— Start —
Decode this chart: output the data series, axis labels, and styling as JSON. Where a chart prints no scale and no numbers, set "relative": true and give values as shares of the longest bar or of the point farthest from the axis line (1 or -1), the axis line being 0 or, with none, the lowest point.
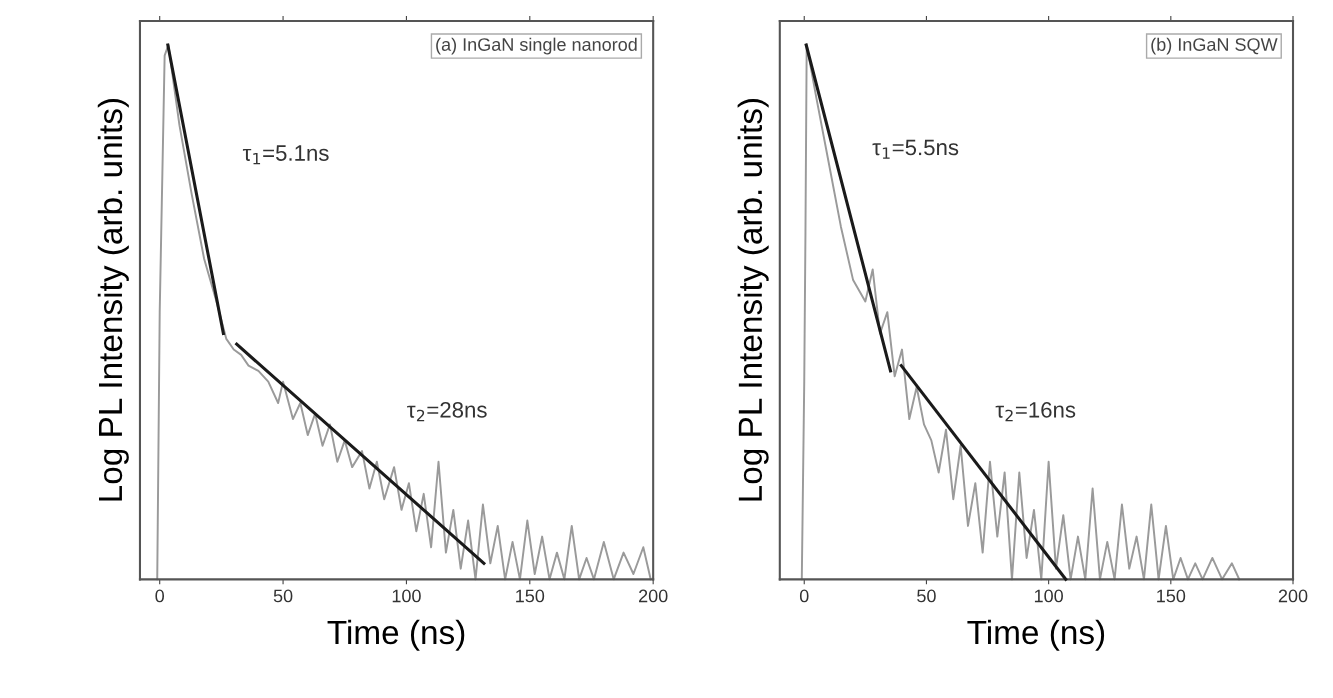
{
  "chart_data": [
    {
      "type": "line",
      "relative": true,
      "xlabel": "Time (ns)",
      "ylabel": "Log PL Intensity (arb. units)",
      "xlim": [
        -8,
        200
      ],
      "xticks": [
        0,
        50,
        100,
        150,
        200
      ],
      "grid": false,
      "annotations": [
        "(a) InGaN single nanorod",
        "τ$_{1}$=5.1ns",
        "τ$_{2}$=28ns"
      ],
      "series": [
        {
          "color": "#9a9a9a",
          "x": [
            -1,
            0,
            2,
            3.5,
            8,
            13,
            18,
            23,
            27,
            30,
            33,
            36,
            40,
            44,
            48,
            50,
            54,
            57,
            60,
            63,
            66,
            69,
            72,
            75,
            78,
            82,
            85,
            88,
            91,
            95,
            98,
            101,
            104,
            107,
            110,
            113,
            116,
            119,
            122,
            125,
            128,
            131,
            134,
            137,
            140,
            143,
            146,
            149,
            152,
            155,
            158,
            161,
            164,
            167,
            170,
            173,
            176,
            180,
            184,
            188,
            192,
            196,
            199
          ],
          "values": [
            0.0,
            0.5,
            0.98,
            1.0,
            0.85,
            0.72,
            0.6,
            0.52,
            0.45,
            0.43,
            0.42,
            0.4,
            0.39,
            0.37,
            0.33,
            0.37,
            0.3,
            0.33,
            0.27,
            0.31,
            0.25,
            0.29,
            0.22,
            0.26,
            0.21,
            0.24,
            0.17,
            0.22,
            0.15,
            0.21,
            0.13,
            0.18,
            0.09,
            0.16,
            0.06,
            0.22,
            0.05,
            0.13,
            0.02,
            0.11,
            0.0,
            0.14,
            0.03,
            0.1,
            0.0,
            0.07,
            0.0,
            0.11,
            0.01,
            0.08,
            0.0,
            0.05,
            0.0,
            0.1,
            0.0,
            0.04,
            0.0,
            0.07,
            0.0,
            0.05,
            0.01,
            0.06,
            0.0
          ]
        },
        {
          "color": "#1a1a1a",
          "x": [
            3.3,
            25.8
          ],
          "values": [
            1.0,
            0.46
          ]
        },
        {
          "color": "#1a1a1a",
          "x": [
            31.2,
            131.4
          ],
          "values": [
            0.44,
            0.03
          ]
        }
      ]
    },
    {
      "type": "line",
      "relative": true,
      "xlabel": "Time (ns)",
      "ylabel": "Log PL Intensity (arb. units)",
      "xlim": [
        -10,
        200
      ],
      "xticks": [
        0,
        50,
        100,
        150,
        200
      ],
      "grid": false,
      "annotations": [
        "(b) InGaN SQW",
        "τ$_{1}$=5.5ns",
        "τ$_{2}$=16ns"
      ],
      "series": [
        {
          "color": "#9a9a9a",
          "x": [
            -1,
            0,
            0.5,
            1,
            5,
            10,
            15,
            20,
            25,
            28,
            31,
            34,
            37,
            40,
            43,
            46,
            49,
            52,
            55,
            58,
            61,
            64,
            67,
            70,
            73,
            76,
            79,
            82,
            85,
            88,
            91,
            94,
            97,
            100,
            103,
            106,
            109,
            112,
            115,
            118,
            121,
            124,
            127,
            130,
            133,
            136,
            139,
            142,
            145,
            148,
            151,
            154,
            157,
            160,
            163,
            167,
            171,
            175,
            178
          ],
          "values": [
            0.0,
            0.37,
            0.65,
            1.0,
            0.9,
            0.78,
            0.66,
            0.56,
            0.52,
            0.58,
            0.46,
            0.5,
            0.38,
            0.43,
            0.3,
            0.36,
            0.29,
            0.26,
            0.2,
            0.28,
            0.15,
            0.25,
            0.1,
            0.18,
            0.05,
            0.22,
            0.08,
            0.2,
            0.0,
            0.2,
            0.04,
            0.13,
            0.0,
            0.22,
            0.02,
            0.12,
            0.0,
            0.08,
            0.0,
            0.17,
            0.0,
            0.07,
            0.0,
            0.14,
            0.02,
            0.08,
            0.0,
            0.14,
            0.0,
            0.1,
            0.0,
            0.04,
            0.0,
            0.03,
            0.0,
            0.04,
            0.0,
            0.03,
            0.0
          ]
        },
        {
          "color": "#1a1a1a",
          "x": [
            0.8,
            35.3
          ],
          "values": [
            1.0,
            0.39
          ]
        },
        {
          "color": "#1a1a1a",
          "x": [
            39.7,
            107
          ],
          "values": [
            0.4,
            0.0
          ]
        }
      ]
    }
  ]
}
— End —
Written instruction: Please transcribe the material above exactly as written. Leave the pictures out.

Full response:
Decode this chart: output the data series, axis labels, and styling as JSON. Where a chart prints no scale and no numbers, set "relative": true and give values as shares of the longest bar or of the point farthest from the axis line (1 or -1), the axis line being 0 or, with none, the lowest point.
{
  "chart_data": [
    {
      "type": "line",
      "relative": true,
      "xlabel": "Time (ns)",
      "ylabel": "Log PL Intensity (arb. units)",
      "xlim": [
        -8,
        200
      ],
      "xticks": [
        0,
        50,
        100,
        150,
        200
      ],
      "grid": false,
      "annotations": [
        "(a) InGaN single nanorod",
        "τ$_{1}$=5.1ns",
        "τ$_{2}$=28ns"
      ],
      "series": [
        {
          "color": "#9a9a9a",
          "x": [
            -1,
            0,
            2,
            3.5,
            8,
            13,
            18,
            23,
            27,
            30,
            33,
            36,
            40,
            44,
            48,
            50,
            54,
            57,
            60,
            63,
            66,
            69,
            72,
            75,
            78,
            82,
            85,
            88,
            91,
            95,
            98,
            101,
            104,
            107,
            110,
            113,
            116,
            119,
            122,
            125,
            128,
            131,
            134,
            137,
            140,
            143,
            146,
            149,
            152,
            155,
            158,
            161,
            164,
            167,
            170,
            173,
            176,
            180,
            184,
            188,
            192,
            196,
            199
          ],
          "values": [
            0.0,
            0.5,
            0.98,
            1.0,
            0.85,
            0.72,
            0.6,
            0.52,
            0.45,
            0.43,
            0.42,
            0.4,
            0.39,
            0.37,
            0.33,
            0.37,
            0.3,
            0.33,
            0.27,
            0.31,
            0.25,
            0.29,
            0.22,
            0.26,
            0.21,
            0.24,
            0.17,
            0.22,
            0.15,
            0.21,
            0.13,
            0.18,
            0.09,
            0.16,
            0.06,
            0.22,
            0.05,
            0.13,
            0.02,
            0.11,
            0.0,
            0.14,
            0.03,
            0.1,
            0.0,
            0.07,
            0.0,
            0.11,
            0.01,
            0.08,
            0.0,
            0.05,
            0.0,
            0.1,
            0.0,
            0.04,
            0.0,
            0.07,
            0.0,
            0.05,
            0.01,
            0.06,
            0.0
          ]
        },
        {
          "color": "#1a1a1a",
          "x": [
            3.3,
            25.8
          ],
          "values": [
            1.0,
            0.46
          ]
        },
        {
          "color": "#1a1a1a",
          "x": [
            31.2,
            131.4
          ],
          "values": [
            0.44,
            0.03
          ]
        }
      ]
    },
    {
      "type": "line",
      "relative": true,
      "xlabel": "Time (ns)",
      "ylabel": "Log PL Intensity (arb. units)",
      "xlim": [
        -10,
        200
      ],
      "xticks": [
        0,
        50,
        100,
        150,
        200
      ],
      "grid": false,
      "annotations": [
        "(b) InGaN SQW",
        "τ$_{1}$=5.5ns",
        "τ$_{2}$=16ns"
      ],
      "series": [
        {
          "color": "#9a9a9a",
          "x": [
            -1,
            0,
            0.5,
            1,
            5,
            10,
            15,
            20,
            25,
            28,
            31,
            34,
            37,
            40,
            43,
            46,
            49,
            52,
            55,
            58,
            61,
            64,
            67,
            70,
            73,
            76,
            79,
            82,
            85,
            88,
            91,
            94,
            97,
            100,
            103,
            106,
            109,
            112,
            115,
            118,
            121,
            124,
            127,
            130,
            133,
            136,
            139,
            142,
            145,
            148,
            151,
            154,
            157,
            160,
            163,
            167,
            171,
            175,
            178
          ],
          "values": [
            0.0,
            0.37,
            0.65,
            1.0,
            0.9,
            0.78,
            0.66,
            0.56,
            0.52,
            0.58,
            0.46,
            0.5,
            0.38,
            0.43,
            0.3,
            0.36,
            0.29,
            0.26,
            0.2,
            0.28,
            0.15,
            0.25,
            0.1,
            0.18,
            0.05,
            0.22,
            0.08,
            0.2,
            0.0,
            0.2,
            0.04,
            0.13,
            0.0,
            0.22,
            0.02,
            0.12,
            0.0,
            0.08,
            0.0,
            0.17,
            0.0,
            0.07,
            0.0,
            0.14,
            0.02,
            0.08,
            0.0,
            0.14,
            0.0,
            0.1,
            0.0,
            0.04,
            0.0,
            0.03,
            0.0,
            0.04,
            0.0,
            0.03,
            0.0
          ]
        },
        {
          "color": "#1a1a1a",
          "x": [
            0.8,
            35.3
          ],
          "values": [
            1.0,
            0.39
          ]
        },
        {
          "color": "#1a1a1a",
          "x": [
            39.7,
            107
          ],
          "values": [
            0.4,
            0.0
          ]
        }
      ]
    }
  ]
}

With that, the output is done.